**SET PROBLEM**
Spot each line in the records below where the word "ידיעות" occurs, then copy it.

**EXERCISE MATERIAL**
════════
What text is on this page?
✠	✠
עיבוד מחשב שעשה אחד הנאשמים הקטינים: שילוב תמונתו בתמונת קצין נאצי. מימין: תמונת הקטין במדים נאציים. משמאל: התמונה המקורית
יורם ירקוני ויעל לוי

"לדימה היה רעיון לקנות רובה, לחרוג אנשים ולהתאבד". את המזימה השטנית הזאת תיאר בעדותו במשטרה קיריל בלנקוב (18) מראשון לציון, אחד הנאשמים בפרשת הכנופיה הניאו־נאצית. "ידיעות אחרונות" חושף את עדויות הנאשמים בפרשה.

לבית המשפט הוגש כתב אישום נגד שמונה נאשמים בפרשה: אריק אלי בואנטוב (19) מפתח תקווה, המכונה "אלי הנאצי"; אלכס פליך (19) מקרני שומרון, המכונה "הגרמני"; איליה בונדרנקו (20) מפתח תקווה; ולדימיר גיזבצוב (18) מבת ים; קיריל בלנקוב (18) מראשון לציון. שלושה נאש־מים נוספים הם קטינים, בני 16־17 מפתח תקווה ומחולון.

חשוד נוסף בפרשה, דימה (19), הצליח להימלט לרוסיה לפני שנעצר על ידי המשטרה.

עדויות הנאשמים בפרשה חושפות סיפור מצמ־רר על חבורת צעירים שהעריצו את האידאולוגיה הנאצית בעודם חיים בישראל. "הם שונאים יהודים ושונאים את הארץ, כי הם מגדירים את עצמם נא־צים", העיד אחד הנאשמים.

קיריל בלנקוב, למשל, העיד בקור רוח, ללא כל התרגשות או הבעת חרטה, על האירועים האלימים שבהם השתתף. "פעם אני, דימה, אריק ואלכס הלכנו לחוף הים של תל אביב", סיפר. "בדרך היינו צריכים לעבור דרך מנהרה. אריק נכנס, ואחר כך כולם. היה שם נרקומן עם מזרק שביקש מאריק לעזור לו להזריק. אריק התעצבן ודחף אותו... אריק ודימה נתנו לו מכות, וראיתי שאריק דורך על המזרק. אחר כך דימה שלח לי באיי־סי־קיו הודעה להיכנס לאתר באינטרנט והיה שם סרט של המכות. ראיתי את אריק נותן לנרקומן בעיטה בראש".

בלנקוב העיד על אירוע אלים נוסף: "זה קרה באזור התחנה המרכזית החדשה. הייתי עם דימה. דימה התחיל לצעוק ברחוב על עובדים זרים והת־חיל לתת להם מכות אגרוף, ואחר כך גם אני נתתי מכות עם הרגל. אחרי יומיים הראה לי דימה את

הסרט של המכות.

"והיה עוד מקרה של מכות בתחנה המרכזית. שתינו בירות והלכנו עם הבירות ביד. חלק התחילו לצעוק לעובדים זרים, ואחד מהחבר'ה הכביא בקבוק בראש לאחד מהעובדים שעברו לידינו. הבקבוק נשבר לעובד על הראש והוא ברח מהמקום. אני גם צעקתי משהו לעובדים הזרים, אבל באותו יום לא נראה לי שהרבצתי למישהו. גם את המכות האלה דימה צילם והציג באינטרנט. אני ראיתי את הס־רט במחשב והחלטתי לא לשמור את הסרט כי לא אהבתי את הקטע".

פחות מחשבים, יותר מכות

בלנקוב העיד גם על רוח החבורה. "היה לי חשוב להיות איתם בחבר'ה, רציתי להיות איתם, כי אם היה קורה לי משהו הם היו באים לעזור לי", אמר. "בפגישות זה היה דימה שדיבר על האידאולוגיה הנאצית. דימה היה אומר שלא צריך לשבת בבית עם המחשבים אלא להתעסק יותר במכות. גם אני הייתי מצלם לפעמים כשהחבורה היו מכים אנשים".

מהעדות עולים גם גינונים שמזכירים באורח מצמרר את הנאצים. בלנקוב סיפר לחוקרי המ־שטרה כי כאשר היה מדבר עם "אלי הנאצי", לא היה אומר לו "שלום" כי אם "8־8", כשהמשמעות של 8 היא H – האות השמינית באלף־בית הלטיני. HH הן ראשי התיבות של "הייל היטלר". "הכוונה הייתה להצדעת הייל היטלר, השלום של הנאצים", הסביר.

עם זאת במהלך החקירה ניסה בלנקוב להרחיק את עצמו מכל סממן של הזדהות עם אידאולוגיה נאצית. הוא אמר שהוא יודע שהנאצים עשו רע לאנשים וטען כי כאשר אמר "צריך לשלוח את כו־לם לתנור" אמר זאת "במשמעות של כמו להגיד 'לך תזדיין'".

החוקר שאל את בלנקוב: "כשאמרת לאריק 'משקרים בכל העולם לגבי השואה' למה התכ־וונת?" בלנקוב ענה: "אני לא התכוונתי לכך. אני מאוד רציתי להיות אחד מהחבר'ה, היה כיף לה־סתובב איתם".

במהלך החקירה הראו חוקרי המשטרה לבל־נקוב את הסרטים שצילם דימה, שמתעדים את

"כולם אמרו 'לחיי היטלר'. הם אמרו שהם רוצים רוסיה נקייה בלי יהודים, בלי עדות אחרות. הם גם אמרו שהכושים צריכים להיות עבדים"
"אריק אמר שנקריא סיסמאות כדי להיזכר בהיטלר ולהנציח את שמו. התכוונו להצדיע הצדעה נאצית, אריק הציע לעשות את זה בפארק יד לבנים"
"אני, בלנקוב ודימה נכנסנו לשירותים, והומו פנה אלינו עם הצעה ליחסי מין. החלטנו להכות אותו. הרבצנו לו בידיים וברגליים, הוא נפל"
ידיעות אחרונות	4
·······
════════
**RESPONSE TO THIS EXERCISE**
"לדימה היה רעיון לקנות רובה, לחרוג אנשים ולהתאבד". את המזימה השטנית הזאת תיאר בעדותו במשטרה קיריל בלנקוב (18) מראשון לציון, אחד הנאשמים בפרשת הכנופיה הניאו־נאצית. "ידיעות אחרונות" חושף את עדויות הנאשמים בפרשה.
ידיעות אחרונות	4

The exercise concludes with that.